Working data:
+--

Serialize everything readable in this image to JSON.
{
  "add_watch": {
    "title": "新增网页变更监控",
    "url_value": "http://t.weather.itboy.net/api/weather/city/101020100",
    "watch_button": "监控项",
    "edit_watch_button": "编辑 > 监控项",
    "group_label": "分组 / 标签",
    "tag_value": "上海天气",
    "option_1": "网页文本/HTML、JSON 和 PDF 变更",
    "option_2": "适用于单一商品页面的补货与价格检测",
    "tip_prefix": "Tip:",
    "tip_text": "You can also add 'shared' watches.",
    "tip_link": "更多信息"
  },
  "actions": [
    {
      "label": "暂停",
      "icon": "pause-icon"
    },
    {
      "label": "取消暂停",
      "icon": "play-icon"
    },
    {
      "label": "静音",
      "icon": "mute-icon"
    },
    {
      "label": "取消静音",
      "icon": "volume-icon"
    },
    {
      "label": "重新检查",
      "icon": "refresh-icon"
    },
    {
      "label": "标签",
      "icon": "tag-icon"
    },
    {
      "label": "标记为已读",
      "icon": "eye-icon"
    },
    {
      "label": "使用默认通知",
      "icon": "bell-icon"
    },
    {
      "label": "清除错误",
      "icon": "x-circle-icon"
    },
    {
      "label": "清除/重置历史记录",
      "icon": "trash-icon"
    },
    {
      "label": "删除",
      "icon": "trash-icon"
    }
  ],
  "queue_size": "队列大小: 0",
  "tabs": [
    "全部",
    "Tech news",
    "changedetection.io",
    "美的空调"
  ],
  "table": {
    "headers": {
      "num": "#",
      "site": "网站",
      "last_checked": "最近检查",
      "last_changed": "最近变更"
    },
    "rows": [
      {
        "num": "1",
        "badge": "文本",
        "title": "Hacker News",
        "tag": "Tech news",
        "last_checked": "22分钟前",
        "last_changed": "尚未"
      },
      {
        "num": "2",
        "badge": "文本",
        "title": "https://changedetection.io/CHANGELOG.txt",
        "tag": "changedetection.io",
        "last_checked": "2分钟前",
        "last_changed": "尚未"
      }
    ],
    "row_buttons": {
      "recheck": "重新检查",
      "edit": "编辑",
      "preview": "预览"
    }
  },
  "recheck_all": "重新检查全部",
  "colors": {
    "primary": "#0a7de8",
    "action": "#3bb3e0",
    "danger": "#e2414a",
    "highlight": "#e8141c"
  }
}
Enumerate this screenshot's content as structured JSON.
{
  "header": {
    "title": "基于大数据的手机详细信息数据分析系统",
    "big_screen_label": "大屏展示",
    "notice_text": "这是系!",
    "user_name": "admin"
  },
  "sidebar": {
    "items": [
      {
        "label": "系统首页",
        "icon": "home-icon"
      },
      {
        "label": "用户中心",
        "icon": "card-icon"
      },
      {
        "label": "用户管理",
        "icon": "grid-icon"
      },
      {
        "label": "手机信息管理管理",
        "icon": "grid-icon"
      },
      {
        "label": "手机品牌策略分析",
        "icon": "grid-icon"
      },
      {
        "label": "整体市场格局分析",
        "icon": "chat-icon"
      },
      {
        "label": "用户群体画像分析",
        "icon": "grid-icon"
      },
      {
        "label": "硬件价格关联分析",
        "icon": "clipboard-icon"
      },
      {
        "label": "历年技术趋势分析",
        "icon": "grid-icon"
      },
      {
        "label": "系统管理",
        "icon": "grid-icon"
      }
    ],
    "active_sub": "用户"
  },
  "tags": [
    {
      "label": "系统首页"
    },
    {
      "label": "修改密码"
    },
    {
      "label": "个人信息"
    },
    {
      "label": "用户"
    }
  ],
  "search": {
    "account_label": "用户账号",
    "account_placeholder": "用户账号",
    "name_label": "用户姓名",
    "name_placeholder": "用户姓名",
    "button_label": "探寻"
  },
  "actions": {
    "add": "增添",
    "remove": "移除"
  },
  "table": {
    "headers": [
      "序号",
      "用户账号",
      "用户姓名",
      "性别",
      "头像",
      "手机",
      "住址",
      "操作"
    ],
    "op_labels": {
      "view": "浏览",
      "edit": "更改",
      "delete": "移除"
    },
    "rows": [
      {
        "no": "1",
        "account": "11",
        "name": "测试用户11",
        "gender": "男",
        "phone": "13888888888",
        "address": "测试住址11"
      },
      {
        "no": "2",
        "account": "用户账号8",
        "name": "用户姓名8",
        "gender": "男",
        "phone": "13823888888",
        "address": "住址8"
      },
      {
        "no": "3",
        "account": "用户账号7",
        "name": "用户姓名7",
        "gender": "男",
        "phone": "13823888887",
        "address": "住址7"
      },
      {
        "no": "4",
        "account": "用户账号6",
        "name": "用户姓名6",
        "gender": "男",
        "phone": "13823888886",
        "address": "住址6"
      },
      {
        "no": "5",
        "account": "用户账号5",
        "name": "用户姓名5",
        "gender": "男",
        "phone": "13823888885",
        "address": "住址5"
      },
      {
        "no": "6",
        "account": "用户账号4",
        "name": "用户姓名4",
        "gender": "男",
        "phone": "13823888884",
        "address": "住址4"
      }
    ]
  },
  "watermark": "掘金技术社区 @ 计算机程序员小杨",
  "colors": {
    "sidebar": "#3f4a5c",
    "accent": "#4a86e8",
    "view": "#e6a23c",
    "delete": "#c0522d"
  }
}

+--

Exercise objective: Note how many lines in the material hold the word "JSON", and give that number with nothing added.

Written answer: 3